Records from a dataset
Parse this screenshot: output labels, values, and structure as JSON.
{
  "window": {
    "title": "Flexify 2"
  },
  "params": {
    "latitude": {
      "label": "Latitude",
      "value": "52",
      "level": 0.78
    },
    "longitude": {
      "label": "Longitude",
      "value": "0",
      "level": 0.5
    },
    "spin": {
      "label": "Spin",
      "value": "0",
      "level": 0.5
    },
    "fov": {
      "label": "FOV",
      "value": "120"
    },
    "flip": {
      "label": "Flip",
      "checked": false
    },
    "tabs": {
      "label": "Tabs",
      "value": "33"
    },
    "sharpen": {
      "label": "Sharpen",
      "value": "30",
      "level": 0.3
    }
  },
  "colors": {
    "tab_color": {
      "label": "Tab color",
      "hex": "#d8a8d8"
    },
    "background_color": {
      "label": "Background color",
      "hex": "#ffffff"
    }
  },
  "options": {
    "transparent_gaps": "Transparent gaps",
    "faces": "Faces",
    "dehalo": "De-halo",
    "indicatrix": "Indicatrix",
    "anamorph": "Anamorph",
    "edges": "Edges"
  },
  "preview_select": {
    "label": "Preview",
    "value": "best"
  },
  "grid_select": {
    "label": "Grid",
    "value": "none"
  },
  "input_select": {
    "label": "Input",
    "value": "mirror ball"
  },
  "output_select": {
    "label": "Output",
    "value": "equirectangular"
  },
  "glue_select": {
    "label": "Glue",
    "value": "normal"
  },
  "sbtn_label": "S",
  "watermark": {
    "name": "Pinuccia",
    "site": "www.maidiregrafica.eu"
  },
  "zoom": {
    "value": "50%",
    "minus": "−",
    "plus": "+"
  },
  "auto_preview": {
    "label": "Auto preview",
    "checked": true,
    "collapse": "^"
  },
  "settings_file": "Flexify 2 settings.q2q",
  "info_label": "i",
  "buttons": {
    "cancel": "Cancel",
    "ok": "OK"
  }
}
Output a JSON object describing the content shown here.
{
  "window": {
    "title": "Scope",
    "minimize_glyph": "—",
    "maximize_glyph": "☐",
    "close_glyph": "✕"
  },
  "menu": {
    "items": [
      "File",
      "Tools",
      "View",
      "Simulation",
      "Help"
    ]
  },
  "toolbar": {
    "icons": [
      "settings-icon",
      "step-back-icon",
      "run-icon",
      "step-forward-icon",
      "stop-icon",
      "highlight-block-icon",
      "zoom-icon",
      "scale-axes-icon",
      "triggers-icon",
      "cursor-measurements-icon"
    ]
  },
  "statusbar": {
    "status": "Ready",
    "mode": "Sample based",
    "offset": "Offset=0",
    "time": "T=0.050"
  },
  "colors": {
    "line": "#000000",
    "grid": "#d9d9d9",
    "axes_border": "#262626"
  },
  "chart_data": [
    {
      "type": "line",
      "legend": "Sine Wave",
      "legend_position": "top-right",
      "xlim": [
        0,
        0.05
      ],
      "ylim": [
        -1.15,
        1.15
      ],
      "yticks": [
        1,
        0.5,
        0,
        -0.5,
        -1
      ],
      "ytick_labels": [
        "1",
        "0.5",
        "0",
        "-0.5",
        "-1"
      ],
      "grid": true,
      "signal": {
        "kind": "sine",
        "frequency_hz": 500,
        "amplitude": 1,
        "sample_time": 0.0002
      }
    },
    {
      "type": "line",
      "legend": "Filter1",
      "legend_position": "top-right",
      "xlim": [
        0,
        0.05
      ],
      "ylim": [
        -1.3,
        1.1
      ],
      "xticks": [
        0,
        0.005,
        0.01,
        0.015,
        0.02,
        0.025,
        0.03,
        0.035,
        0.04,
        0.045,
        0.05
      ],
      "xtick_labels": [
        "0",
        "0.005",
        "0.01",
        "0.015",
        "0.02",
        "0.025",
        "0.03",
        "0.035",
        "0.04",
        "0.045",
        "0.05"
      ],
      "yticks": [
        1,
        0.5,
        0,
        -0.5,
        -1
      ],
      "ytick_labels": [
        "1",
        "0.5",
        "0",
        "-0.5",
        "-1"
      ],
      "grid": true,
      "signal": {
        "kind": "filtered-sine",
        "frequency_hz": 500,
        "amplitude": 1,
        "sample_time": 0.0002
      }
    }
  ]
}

OBJECTIVE →
The data above must be returned in full, exactly as written.

RIGHT ANSWER →
Parse this screenshot: output labels, values, and structure as JSON.
{
  "window": {
    "title": "Flexify 2"
  },
  "params": {
    "latitude": {
      "label": "Latitude",
      "value": "52",
      "level": 0.78
    },
    "longitude": {
      "label": "Longitude",
      "value": "0",
      "level": 0.5
    },
    "spin": {
      "label": "Spin",
      "value": "0",
      "level": 0.5
    },
    "fov": {
      "label": "FOV",
      "value": "120"
    },
    "flip": {
      "label": "Flip",
      "checked": false
    },
    "tabs": {
      "label": "Tabs",
      "value": "33"
    },
    "sharpen": {
      "label": "Sharpen",
      "value": "30",
      "level": 0.3
    }
  },
  "colors": {
    "tab_color": {
      "label": "Tab color",
      "hex": "#d8a8d8"
    },
    "background_color": {
      "label": "Background color",
      "hex": "#ffffff"
    }
  },
  "options": {
    "transparent_gaps": "Transparent gaps",
    "faces": "Faces",
    "dehalo": "De-halo",
    "indicatrix": "Indicatrix",
    "anamorph": "Anamorph",
    "edges": "Edges"
  },
  "preview_select": {
    "label": "Preview",
    "value": "best"
  },
  "grid_select": {
    "label": "Grid",
    "value": "none"
  },
  "input_select": {
    "label": "Input",
    "value": "mirror ball"
  },
  "output_select": {
    "label": "Output",
    "value": "equirectangular"
  },
  "glue_select": {
    "label": "Glue",
    "value": "normal"
  },
  "sbtn_label": "S",
  "watermark": {
    "name": "Pinuccia",
    "site": "www.maidiregrafica.eu"
  },
  "zoom": {
    "value": "50%",
    "minus": "−",
    "plus": "+"
  },
  "auto_preview": {
    "label": "Auto preview",
    "checked": true,
    "collapse": "^"
  },
  "settings_file": "Flexify 2 settings.q2q",
  "info_label": "i",
  "buttons": {
    "cancel": "Cancel",
    "ok": "OK"
  }
}
Output a JSON object describing the content shown here.
{
  "window": {
    "title": "Scope",
    "minimize_glyph": "—",
    "maximize_glyph": "☐",
    "close_glyph": "✕"
  },
  "menu": {
    "items": [
      "File",
      "Tools",
      "View",
      "Simulation",
      "Help"
    ]
  },
  "toolbar": {
    "icons": [
      "settings-icon",
      "step-back-icon",
      "run-icon",
      "step-forward-icon",
      "stop-icon",
      "highlight-block-icon",
      "zoom-icon",
      "scale-axes-icon",
      "triggers-icon",
      "cursor-measurements-icon"
    ]
  },
  "statusbar": {
    "status": "Ready",
    "mode": "Sample based",
    "offset": "Offset=0",
    "time": "T=0.050"
  },
  "colors": {
    "line": "#000000",
    "grid": "#d9d9d9",
    "axes_border": "#262626"
  },
  "chart_data": [
    {
      "type": "line",
      "legend": "Sine Wave",
      "legend_position": "top-right",
      "xlim": [
        0,
        0.05
      ],
      "ylim": [
        -1.15,
        1.15
      ],
      "yticks": [
        1,
        0.5,
        0,
        -0.5,
        -1
      ],
      "ytick_labels": [
        "1",
        "0.5",
        "0",
        "-0.5",
        "-1"
      ],
      "grid": true,
      "signal": {
        "kind": "sine",
        "frequency_hz": 500,
        "amplitude": 1,
        "sample_time": 0.0002
      }
    },
    {
      "type": "line",
      "legend": "Filter1",
      "legend_position": "top-right",
      "xlim": [
        0,
        0.05
      ],
      "ylim": [
        -1.3,
        1.1
      ],
      "xticks": [
        0,
        0.005,
        0.01,
        0.015,
        0.02,
        0.025,
        0.03,
        0.035,
        0.04,
        0.045,
        0.05
      ],
      "xtick_labels": [
        "0",
        "0.005",
        "0.01",
        "0.015",
        "0.02",
        "0.025",
        "0.03",
        "0.035",
        "0.04",
        "0.045",
        "0.05"
      ],
      "yticks": [
        1,
        0.5,
        0,
        -0.5,
        -1
      ],
      "ytick_labels": [
        "1",
        "0.5",
        "0",
        "-0.5",
        "-1"
      ],
      "grid": true,
      "signal": {
        "kind": "filtered-sine",
        "frequency_hz": 500,
        "amplitude": 1,
        "sample_time": 0.0002
      }
    }
  ]
}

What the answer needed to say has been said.